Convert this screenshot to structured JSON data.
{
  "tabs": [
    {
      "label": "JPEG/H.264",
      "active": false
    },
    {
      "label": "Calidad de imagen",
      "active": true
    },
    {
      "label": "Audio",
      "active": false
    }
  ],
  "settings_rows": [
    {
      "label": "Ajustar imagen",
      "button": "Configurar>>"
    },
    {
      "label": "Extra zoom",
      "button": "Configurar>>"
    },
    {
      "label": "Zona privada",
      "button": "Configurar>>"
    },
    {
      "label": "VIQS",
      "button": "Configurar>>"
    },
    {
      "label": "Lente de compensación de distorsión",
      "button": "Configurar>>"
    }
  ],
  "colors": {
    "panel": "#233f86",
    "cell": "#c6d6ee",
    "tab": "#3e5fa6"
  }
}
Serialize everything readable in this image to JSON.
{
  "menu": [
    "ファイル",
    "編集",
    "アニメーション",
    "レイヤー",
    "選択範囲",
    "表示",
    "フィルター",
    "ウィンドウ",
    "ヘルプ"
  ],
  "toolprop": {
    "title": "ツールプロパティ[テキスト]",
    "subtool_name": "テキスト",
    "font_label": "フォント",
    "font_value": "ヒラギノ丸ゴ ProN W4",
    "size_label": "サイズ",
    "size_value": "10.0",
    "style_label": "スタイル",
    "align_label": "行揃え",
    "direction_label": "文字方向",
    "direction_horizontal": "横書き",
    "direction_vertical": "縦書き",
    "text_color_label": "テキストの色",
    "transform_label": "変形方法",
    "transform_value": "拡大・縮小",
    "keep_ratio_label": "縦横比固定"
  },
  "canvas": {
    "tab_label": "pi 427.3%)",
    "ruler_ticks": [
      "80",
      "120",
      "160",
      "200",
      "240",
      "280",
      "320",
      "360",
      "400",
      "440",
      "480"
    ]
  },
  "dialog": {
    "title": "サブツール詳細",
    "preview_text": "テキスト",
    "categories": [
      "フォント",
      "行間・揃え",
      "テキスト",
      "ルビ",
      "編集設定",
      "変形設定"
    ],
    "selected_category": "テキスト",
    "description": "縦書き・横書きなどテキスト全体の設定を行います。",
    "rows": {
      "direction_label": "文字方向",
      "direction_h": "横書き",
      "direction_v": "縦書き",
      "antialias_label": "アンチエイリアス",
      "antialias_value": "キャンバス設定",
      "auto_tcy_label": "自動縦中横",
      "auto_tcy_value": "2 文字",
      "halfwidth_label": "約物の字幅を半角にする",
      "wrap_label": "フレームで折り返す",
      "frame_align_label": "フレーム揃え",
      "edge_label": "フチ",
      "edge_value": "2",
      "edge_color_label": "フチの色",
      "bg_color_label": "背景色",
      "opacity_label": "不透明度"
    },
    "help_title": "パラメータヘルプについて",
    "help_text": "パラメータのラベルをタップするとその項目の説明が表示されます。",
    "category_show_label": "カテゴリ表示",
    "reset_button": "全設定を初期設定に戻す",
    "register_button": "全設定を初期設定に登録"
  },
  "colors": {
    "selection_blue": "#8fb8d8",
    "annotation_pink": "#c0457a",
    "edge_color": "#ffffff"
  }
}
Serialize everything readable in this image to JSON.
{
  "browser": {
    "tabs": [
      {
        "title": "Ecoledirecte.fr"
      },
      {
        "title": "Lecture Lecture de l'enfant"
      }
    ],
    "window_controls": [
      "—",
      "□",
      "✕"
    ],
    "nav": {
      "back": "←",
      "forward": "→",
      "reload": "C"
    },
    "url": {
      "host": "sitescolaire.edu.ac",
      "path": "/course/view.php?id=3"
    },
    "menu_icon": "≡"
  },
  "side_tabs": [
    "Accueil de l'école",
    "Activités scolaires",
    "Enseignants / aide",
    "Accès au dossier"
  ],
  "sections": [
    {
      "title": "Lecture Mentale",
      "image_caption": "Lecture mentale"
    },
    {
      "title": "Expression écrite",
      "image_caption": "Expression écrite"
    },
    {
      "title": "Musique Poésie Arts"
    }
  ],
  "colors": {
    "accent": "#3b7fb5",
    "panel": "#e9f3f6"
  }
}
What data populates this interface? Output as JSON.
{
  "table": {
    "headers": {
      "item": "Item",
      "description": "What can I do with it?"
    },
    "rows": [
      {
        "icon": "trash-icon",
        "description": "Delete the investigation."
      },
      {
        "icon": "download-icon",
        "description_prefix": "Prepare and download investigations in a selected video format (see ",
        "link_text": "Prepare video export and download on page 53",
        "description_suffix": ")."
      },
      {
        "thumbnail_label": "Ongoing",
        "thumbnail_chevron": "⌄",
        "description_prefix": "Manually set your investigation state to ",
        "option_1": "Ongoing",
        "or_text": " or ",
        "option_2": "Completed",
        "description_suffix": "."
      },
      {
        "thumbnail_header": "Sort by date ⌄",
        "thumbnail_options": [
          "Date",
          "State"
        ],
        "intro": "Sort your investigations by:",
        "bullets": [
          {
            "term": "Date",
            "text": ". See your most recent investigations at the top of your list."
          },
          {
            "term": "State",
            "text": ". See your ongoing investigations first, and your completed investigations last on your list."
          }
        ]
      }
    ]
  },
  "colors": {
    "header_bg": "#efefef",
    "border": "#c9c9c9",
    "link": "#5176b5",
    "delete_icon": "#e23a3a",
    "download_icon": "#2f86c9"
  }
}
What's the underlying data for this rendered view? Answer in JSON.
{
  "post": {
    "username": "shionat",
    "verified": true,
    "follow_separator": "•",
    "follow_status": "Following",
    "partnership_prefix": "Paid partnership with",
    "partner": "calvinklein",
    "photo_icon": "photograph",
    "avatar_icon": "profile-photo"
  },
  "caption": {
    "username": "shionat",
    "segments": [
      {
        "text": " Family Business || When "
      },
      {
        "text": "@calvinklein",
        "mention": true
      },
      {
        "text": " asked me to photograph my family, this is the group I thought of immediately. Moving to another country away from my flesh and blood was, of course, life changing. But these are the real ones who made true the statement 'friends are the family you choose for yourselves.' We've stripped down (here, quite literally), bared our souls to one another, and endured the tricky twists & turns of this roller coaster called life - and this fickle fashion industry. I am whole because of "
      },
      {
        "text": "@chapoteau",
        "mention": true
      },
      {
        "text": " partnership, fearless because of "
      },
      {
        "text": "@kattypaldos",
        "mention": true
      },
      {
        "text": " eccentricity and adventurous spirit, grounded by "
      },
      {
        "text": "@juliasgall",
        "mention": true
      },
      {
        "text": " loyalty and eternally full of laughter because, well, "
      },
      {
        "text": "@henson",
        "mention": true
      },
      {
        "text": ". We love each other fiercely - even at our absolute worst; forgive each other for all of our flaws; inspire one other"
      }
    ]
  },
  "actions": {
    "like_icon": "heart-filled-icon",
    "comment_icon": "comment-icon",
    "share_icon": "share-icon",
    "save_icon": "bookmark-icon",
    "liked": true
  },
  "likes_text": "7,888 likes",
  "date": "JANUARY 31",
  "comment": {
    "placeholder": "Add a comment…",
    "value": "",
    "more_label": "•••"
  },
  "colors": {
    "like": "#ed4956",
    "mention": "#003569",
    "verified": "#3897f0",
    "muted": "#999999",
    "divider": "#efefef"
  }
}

------

§ **WRITTEN REQUEST**
Count the lines above that contain the word "What", and reply with only that number.

§ **RESPONSE TO THE EXERCISE**
3